Write out every one of the lines below word for word, with no changes.

# START OF Data to process

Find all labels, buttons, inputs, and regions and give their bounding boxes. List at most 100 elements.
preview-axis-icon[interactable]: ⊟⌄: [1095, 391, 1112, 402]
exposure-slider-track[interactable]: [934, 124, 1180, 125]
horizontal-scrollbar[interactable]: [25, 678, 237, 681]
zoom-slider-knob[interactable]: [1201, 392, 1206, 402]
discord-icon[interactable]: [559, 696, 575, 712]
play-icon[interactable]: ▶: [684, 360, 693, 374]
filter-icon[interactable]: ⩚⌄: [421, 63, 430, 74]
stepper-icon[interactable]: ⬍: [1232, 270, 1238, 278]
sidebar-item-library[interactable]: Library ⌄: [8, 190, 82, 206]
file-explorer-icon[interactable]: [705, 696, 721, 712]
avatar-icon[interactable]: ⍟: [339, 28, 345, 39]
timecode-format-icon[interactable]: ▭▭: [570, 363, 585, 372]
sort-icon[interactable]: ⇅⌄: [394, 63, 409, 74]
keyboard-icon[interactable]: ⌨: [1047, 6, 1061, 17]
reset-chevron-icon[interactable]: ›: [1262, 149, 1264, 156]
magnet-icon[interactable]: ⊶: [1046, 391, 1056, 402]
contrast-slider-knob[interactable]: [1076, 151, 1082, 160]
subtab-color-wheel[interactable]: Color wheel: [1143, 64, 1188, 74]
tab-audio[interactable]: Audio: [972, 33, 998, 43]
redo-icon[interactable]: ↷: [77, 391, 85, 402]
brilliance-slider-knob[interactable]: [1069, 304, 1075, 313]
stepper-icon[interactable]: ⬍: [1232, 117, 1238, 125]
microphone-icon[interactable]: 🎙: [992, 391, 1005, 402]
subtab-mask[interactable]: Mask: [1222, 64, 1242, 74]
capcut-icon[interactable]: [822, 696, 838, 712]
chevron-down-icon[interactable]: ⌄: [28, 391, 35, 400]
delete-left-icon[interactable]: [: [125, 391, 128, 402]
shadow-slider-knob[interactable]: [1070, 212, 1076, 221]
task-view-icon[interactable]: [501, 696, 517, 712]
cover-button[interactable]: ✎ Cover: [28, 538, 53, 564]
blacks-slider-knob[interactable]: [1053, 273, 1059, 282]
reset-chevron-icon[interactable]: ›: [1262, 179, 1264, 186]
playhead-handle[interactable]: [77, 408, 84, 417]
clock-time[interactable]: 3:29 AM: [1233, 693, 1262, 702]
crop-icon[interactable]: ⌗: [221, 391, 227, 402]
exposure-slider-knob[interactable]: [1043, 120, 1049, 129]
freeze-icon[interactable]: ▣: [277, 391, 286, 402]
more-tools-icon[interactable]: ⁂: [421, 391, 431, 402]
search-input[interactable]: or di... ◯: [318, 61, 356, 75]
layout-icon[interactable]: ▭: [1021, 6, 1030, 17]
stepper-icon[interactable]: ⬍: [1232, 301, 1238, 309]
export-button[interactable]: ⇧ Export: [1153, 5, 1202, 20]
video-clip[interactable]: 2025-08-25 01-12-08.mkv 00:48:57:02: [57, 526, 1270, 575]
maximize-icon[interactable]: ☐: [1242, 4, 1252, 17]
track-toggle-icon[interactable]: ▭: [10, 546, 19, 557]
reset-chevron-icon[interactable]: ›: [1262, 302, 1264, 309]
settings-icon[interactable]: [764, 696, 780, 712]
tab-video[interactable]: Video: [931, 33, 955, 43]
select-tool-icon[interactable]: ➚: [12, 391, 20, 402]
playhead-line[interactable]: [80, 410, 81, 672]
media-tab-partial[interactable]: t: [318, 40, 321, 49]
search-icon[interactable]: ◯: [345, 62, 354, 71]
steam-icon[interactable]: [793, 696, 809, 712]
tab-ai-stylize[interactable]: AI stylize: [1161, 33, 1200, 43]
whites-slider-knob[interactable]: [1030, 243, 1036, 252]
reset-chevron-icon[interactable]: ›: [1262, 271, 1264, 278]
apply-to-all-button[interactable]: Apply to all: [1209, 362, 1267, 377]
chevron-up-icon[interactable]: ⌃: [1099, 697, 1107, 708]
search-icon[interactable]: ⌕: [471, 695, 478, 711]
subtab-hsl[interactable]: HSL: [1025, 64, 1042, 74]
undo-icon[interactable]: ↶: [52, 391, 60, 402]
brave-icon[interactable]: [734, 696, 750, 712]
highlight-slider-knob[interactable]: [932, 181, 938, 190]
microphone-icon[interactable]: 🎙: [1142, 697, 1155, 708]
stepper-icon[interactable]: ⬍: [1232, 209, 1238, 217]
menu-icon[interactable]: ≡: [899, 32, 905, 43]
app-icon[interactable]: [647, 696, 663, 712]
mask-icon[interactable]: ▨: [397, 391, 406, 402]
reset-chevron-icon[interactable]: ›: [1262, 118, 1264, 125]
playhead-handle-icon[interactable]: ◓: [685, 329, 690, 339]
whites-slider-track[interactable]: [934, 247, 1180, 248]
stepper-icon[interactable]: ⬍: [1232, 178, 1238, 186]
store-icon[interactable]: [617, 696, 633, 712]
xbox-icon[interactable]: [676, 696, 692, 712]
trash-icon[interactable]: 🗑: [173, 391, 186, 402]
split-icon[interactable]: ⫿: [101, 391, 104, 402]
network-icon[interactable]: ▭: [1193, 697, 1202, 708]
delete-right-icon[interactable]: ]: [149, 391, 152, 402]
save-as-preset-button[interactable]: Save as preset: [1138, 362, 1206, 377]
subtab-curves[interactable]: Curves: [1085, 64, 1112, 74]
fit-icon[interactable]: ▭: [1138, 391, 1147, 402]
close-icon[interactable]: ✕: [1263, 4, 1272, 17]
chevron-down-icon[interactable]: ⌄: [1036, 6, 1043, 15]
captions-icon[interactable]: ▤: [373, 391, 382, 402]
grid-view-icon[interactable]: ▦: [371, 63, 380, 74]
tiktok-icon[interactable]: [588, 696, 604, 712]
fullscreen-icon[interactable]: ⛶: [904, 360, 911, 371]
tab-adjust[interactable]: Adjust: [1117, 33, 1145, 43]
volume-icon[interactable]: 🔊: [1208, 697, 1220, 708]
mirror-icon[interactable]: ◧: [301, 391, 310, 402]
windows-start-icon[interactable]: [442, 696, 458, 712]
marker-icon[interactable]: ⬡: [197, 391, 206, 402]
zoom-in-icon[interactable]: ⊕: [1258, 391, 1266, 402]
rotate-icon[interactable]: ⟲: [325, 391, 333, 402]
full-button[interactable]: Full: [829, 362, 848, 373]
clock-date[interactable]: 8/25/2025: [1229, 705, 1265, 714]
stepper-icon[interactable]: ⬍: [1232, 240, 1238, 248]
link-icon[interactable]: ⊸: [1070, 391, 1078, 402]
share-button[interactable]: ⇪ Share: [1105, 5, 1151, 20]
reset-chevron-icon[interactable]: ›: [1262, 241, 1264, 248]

# END OF Data to process

# [Full answer]
Find all labels, buttons, inputs, and regions and give their bounding boxes. List at most 100 elements.
preview-axis-icon[interactable]: ⊟⌄: [1095, 391, 1112, 402]
exposure-slider-track[interactable]: [934, 124, 1180, 125]
horizontal-scrollbar[interactable]: [25, 678, 237, 681]
zoom-slider-knob[interactable]: [1201, 392, 1206, 402]
discord-icon[interactable]: [559, 696, 575, 712]
play-icon[interactable]: ▶: [684, 360, 693, 374]
filter-icon[interactable]: ⩚⌄: [421, 63, 430, 74]
stepper-icon[interactable]: ⬍: [1232, 270, 1238, 278]
sidebar-item-library[interactable]: Library ⌄: [8, 190, 82, 206]
file-explorer-icon[interactable]: [705, 696, 721, 712]
avatar-icon[interactable]: ⍟: [339, 28, 345, 39]
timecode-format-icon[interactable]: ▭▭: [570, 363, 585, 372]
sort-icon[interactable]: ⇅⌄: [394, 63, 409, 74]
keyboard-icon[interactable]: ⌨: [1047, 6, 1061, 17]
reset-chevron-icon[interactable]: ›: [1262, 149, 1264, 156]
magnet-icon[interactable]: ⊶: [1046, 391, 1056, 402]
contrast-slider-knob[interactable]: [1076, 151, 1082, 160]
subtab-color-wheel[interactable]: Color wheel: [1143, 64, 1188, 74]
tab-audio[interactable]: Audio: [972, 33, 998, 43]
redo-icon[interactable]: ↷: [77, 391, 85, 402]
brilliance-slider-knob[interactable]: [1069, 304, 1075, 313]
stepper-icon[interactable]: ⬍: [1232, 117, 1238, 125]
microphone-icon[interactable]: 🎙: [992, 391, 1005, 402]
subtab-mask[interactable]: Mask: [1222, 64, 1242, 74]
capcut-icon[interactable]: [822, 696, 838, 712]
chevron-down-icon[interactable]: ⌄: [28, 391, 35, 400]
delete-left-icon[interactable]: [: [125, 391, 128, 402]
shadow-slider-knob[interactable]: [1070, 212, 1076, 221]
task-view-icon[interactable]: [501, 696, 517, 712]
cover-button[interactable]: ✎ Cover: [28, 538, 53, 564]
blacks-slider-knob[interactable]: [1053, 273, 1059, 282]
reset-chevron-icon[interactable]: ›: [1262, 179, 1264, 186]
playhead-handle[interactable]: [77, 408, 84, 417]
clock-time[interactable]: 3:29 AM: [1233, 693, 1262, 702]
crop-icon[interactable]: ⌗: [221, 391, 227, 402]
exposure-slider-knob[interactable]: [1043, 120, 1049, 129]
freeze-icon[interactable]: ▣: [277, 391, 286, 402]
more-tools-icon[interactable]: ⁂: [421, 391, 431, 402]
search-input[interactable]: or di... ◯: [318, 61, 356, 75]
layout-icon[interactable]: ▭: [1021, 6, 1030, 17]
stepper-icon[interactable]: ⬍: [1232, 301, 1238, 309]
export-button[interactable]: ⇧ Export: [1153, 5, 1202, 20]
video-clip[interactable]: 2025-08-25 01-12-08.mkv 00:48:57:02: [57, 526, 1270, 575]
maximize-icon[interactable]: ☐: [1242, 4, 1252, 17]
track-toggle-icon[interactable]: ▭: [10, 546, 19, 557]
reset-chevron-icon[interactable]: ›: [1262, 302, 1264, 309]
settings-icon[interactable]: [764, 696, 780, 712]
tab-video[interactable]: Video: [931, 33, 955, 43]
select-tool-icon[interactable]: ➚: [12, 391, 20, 402]
playhead-line[interactable]: [80, 410, 81, 672]
media-tab-partial[interactable]: t: [318, 40, 321, 49]
search-icon[interactable]: ◯: [345, 62, 354, 71]
steam-icon[interactable]: [793, 696, 809, 712]
tab-ai-stylize[interactable]: AI stylize: [1161, 33, 1200, 43]
whites-slider-knob[interactable]: [1030, 243, 1036, 252]
reset-chevron-icon[interactable]: ›: [1262, 271, 1264, 278]
apply-to-all-button[interactable]: Apply to all: [1209, 362, 1267, 377]
chevron-up-icon[interactable]: ⌃: [1099, 697, 1107, 708]
search-icon[interactable]: ⌕: [471, 695, 478, 711]
subtab-hsl[interactable]: HSL: [1025, 64, 1042, 74]
undo-icon[interactable]: ↶: [52, 391, 60, 402]
brave-icon[interactable]: [734, 696, 750, 712]
highlight-slider-knob[interactable]: [932, 181, 938, 190]
microphone-icon[interactable]: 🎙: [1142, 697, 1155, 708]
stepper-icon[interactable]: ⬍: [1232, 209, 1238, 217]
menu-icon[interactable]: ≡: [899, 32, 905, 43]
app-icon[interactable]: [647, 696, 663, 712]
mask-icon[interactable]: ▨: [397, 391, 406, 402]
reset-chevron-icon[interactable]: ›: [1262, 118, 1264, 125]
playhead-handle-icon[interactable]: ◓: [685, 329, 690, 339]
whites-slider-track[interactable]: [934, 247, 1180, 248]
stepper-icon[interactable]: ⬍: [1232, 178, 1238, 186]
store-icon[interactable]: [617, 696, 633, 712]
xbox-icon[interactable]: [676, 696, 692, 712]
trash-icon[interactable]: 🗑: [173, 391, 186, 402]
split-icon[interactable]: ⫿: [101, 391, 104, 402]
network-icon[interactable]: ▭: [1193, 697, 1202, 708]
delete-right-icon[interactable]: ]: [149, 391, 152, 402]
save-as-preset-button[interactable]: Save as preset: [1138, 362, 1206, 377]
subtab-curves[interactable]: Curves: [1085, 64, 1112, 74]
fit-icon[interactable]: ▭: [1138, 391, 1147, 402]
close-icon[interactable]: ✕: [1263, 4, 1272, 17]
chevron-down-icon[interactable]: ⌄: [1036, 6, 1043, 15]
captions-icon[interactable]: ▤: [373, 391, 382, 402]
grid-view-icon[interactable]: ▦: [371, 63, 380, 74]
tiktok-icon[interactable]: [588, 696, 604, 712]
fullscreen-icon[interactable]: ⛶: [904, 360, 911, 371]
tab-adjust[interactable]: Adjust: [1117, 33, 1145, 43]
volume-icon[interactable]: 🔊: [1208, 697, 1220, 708]
mirror-icon[interactable]: ◧: [301, 391, 310, 402]
windows-start-icon[interactable]: [442, 696, 458, 712]
marker-icon[interactable]: ⬡: [197, 391, 206, 402]
zoom-in-icon[interactable]: ⊕: [1258, 391, 1266, 402]
rotate-icon[interactable]: ⟲: [325, 391, 333, 402]
full-button[interactable]: Full: [829, 362, 848, 373]
clock-date[interactable]: 8/25/2025: [1229, 705, 1265, 714]
stepper-icon[interactable]: ⬍: [1232, 240, 1238, 248]
link-icon[interactable]: ⊸: [1070, 391, 1078, 402]
share-button[interactable]: ⇪ Share: [1105, 5, 1151, 20]
reset-chevron-icon[interactable]: ›: [1262, 241, 1264, 248]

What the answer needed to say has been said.